Attività da svolgere >>
1. Riporta fedelmente il tratto del brano sull'Iran che va da "Idem per le" fino a "alla chirurgia estetica.".
2. Nel brano sull'Iran, quanto costa un litro di benzina?

In Iran il costo della vita è molto inferiore: per i pranzi o le cene non si sono spesi più di 10€ a testa; la benzina costa 1.000 Rial (0,25€) al litro e, tra gli ingressi ai monumenti, gli acquisti di regalini, di cibarie, di mance e varie, ho speso in tutto 350€. Posso dire che è stata una delle vacanze più economiche che abbia fatto.
Consigli per gli acquisti: scatole di squisiti dolci; foulard e pashmine di seta; i tappeti; la frutta secca, disponibile in sacchetti o in confezioni carinissime ottime anche come regalo; specchietti da borsa e portafogli colorati nonché oggettistica per la casa e d’arredo in design persiano (arabesque e floreale).

Abbigliamento

Come si sa, l’Iran ha la cattiva nomea di essere un paese teocratico quindi la cultura, le leggi e il modo di vivere sono espressione dell’Islam. Ma gli iraniani sono sciiti, cioè seguono i dettami del Corano secondo i precetti di Alì, genero di Maometto, la cui visione dell’Islam è più moderata rispetto a quella sunnita. Insomma, non per farne una diatriba teologica, in Iran c’è molta più libertà e parità che rispetto ad altri paesi islamici, sunniti in primis.
Le donne hanno l’obbligo del velo, ma non del chador: deve essere portato sulla testa e coprire i capelli ma soprattutto la nuca e il collo. Devono indossare una sorta di camicione che copre le forme, preferibilmente nero, ma sono accettati tutti i colori: nelle città più grandi i magazzini offrono vetrine piene di questi vestiti. Sotto il camicione, libertà di indossare pantaloni colorati, jeans o leggins.
Idem per le scarpe e gli accessori: anche tacchi e zeppe sono ben accetti se non addirittura i sandali aperti. Le donne iraniane amano molto il trucco e sanno far risaltare molto bene i loro bellissimi occhi. E molte di loro sono “naso rifatte”, come abbiamo noi battezzato le tantissime che sono ricorse alla chirurgia estetica.
Anche gli uomini però devono seguire qualche regola, sebbene molto meno limitativa: vietati tassativamente bermuda e pantaloncini; al massimo pantaloni di sotto del ginocchio (alla “pescatore” o i famosi pinocchietti). E niente canotte ma camice, magliette e polo al massimo a mezze maniche.
Per l’estate consiglio abiti di cotone o lino, possibilmente con la coulisse per chi si sposta: sono più comodi da utilizzare.

Voci estratte >>
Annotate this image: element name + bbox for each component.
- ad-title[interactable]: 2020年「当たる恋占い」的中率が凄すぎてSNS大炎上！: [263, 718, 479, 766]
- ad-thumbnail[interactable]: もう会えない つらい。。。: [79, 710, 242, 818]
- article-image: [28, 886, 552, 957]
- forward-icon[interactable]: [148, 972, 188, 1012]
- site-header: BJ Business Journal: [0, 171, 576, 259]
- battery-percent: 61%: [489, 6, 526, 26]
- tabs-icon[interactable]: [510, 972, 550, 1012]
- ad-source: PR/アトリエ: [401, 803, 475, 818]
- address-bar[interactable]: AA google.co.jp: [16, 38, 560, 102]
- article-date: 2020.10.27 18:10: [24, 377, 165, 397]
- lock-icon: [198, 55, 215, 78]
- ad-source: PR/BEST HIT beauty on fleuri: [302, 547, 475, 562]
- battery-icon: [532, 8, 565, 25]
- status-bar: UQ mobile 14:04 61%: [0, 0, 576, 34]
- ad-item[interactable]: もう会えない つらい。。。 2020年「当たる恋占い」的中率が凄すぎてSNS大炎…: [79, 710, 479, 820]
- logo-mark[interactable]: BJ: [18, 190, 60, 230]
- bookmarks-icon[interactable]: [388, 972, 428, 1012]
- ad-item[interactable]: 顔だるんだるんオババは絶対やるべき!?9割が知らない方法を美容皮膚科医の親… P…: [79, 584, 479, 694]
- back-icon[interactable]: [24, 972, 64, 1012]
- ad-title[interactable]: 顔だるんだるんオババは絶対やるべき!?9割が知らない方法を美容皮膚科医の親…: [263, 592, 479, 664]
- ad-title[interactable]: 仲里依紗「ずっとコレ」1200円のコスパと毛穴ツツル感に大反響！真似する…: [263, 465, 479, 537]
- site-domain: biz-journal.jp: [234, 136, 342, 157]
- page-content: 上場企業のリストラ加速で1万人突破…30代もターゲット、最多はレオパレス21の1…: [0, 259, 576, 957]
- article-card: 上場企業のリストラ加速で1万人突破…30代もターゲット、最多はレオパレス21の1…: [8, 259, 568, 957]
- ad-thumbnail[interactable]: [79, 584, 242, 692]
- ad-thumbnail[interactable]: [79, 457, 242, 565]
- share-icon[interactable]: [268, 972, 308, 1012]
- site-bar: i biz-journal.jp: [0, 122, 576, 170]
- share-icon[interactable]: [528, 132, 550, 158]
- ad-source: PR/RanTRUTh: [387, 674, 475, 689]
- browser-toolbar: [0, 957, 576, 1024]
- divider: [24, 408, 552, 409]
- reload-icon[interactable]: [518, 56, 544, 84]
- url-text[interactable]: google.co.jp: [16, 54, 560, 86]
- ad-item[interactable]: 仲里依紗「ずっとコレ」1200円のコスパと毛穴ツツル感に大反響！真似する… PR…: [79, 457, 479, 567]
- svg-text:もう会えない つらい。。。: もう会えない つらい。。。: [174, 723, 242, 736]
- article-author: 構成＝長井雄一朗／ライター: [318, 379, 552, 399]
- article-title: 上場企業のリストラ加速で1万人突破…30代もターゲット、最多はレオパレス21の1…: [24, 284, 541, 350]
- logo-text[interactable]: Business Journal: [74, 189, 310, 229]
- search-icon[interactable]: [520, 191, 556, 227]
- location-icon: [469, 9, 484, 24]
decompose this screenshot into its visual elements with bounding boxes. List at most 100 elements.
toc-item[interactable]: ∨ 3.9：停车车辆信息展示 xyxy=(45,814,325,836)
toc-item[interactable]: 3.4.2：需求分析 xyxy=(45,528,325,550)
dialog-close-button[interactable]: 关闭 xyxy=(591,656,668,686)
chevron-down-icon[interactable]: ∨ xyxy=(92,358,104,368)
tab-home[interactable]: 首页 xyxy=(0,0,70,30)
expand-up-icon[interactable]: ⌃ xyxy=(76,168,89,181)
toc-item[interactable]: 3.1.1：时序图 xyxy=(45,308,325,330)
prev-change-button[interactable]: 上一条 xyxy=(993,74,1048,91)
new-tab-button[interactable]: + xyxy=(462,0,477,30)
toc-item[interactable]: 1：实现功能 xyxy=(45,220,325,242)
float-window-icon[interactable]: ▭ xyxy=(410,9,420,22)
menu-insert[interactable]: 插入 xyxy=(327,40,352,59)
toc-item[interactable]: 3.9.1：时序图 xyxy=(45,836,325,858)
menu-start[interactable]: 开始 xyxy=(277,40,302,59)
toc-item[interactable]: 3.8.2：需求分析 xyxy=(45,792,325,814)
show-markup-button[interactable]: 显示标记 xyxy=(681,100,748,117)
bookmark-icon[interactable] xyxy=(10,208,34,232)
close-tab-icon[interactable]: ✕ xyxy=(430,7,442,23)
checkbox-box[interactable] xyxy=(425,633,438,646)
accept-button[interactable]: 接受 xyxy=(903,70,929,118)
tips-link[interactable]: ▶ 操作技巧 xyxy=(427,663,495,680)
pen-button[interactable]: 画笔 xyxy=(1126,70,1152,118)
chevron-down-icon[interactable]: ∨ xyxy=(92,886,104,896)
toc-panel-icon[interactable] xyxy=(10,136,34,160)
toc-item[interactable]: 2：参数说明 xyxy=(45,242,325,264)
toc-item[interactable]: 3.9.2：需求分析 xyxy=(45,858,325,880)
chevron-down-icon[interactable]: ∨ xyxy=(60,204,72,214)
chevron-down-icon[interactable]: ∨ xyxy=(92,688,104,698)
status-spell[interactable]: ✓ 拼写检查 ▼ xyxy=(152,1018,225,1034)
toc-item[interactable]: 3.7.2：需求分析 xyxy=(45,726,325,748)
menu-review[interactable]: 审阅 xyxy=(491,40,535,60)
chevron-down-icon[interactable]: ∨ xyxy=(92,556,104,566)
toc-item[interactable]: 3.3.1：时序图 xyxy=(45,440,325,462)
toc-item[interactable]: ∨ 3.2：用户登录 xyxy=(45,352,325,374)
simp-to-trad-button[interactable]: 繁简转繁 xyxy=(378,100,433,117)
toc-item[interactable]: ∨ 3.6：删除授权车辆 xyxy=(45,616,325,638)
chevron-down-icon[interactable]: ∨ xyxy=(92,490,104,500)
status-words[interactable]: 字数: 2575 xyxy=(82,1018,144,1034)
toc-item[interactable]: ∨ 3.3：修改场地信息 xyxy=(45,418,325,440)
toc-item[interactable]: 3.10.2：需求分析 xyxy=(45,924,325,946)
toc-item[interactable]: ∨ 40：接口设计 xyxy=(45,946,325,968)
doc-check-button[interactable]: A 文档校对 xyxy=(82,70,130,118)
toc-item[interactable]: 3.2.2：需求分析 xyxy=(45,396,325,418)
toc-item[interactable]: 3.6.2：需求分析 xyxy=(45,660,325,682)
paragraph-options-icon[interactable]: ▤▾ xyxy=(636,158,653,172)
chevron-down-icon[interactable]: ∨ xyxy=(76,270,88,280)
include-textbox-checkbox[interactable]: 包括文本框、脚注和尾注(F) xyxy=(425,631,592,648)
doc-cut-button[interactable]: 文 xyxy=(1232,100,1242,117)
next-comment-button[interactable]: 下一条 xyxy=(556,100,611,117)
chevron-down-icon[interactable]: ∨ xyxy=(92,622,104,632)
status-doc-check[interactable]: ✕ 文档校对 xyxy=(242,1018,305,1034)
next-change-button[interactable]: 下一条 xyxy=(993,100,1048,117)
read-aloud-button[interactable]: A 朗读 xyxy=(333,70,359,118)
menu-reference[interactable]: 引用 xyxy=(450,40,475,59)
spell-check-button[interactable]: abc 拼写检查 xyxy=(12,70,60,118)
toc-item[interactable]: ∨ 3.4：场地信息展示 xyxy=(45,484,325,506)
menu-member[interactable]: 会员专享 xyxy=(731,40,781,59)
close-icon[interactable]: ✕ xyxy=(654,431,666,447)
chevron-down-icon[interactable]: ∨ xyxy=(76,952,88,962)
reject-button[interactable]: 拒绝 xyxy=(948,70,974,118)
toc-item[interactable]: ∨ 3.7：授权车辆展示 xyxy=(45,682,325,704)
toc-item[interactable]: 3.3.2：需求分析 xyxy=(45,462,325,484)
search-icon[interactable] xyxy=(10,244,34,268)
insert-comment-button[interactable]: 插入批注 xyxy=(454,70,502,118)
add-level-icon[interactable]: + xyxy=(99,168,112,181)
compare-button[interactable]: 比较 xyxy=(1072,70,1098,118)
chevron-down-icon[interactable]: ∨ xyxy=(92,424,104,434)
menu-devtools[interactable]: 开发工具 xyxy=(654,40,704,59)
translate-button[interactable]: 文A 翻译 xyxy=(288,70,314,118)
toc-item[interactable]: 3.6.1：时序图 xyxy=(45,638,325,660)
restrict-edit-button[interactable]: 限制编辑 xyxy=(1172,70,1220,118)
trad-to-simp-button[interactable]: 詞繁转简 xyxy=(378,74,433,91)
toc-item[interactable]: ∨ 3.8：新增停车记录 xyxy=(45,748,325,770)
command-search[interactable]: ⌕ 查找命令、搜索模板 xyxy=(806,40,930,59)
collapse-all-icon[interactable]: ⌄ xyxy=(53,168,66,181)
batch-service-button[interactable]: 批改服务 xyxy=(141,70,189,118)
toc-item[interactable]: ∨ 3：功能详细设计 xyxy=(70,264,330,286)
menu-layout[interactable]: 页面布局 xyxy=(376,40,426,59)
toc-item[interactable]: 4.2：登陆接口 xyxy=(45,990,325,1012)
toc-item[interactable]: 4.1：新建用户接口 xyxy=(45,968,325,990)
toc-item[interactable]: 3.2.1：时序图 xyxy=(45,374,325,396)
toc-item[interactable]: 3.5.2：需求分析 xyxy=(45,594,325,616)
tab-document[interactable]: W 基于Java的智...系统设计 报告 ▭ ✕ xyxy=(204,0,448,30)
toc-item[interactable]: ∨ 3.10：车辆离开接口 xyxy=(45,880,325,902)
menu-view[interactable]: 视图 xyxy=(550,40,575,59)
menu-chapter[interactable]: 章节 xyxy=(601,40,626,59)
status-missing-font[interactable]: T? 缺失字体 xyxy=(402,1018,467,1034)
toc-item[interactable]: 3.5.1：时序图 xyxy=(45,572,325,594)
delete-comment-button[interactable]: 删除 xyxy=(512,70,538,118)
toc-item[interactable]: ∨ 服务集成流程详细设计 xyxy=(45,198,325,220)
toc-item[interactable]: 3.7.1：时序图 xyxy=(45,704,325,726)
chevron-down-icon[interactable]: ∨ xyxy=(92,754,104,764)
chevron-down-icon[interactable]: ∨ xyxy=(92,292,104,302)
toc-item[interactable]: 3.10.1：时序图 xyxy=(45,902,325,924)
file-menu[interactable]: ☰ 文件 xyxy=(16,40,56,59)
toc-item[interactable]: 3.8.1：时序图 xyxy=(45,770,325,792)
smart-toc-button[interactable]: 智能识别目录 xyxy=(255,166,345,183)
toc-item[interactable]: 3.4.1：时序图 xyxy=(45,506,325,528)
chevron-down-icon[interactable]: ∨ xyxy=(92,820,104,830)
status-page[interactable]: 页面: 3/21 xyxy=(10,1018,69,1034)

Soluzioni degli esercizi >>
1.
Idem per le scarpe e gli accessori: anche tacchi e zeppe sono ben accetti se non addirittura i sandali aperti. Le donne iraniane amano molto il trucco e sanno far risaltare molto bene i loro bellissimi occhi. E molte di loro sono “naso rifatte”, come abbiamo noi battezzato le tantissime che sono ricorse alla chirurgia estetica.

2. Un litro di benzina costa 1.000 Rial, cioè 0,25€.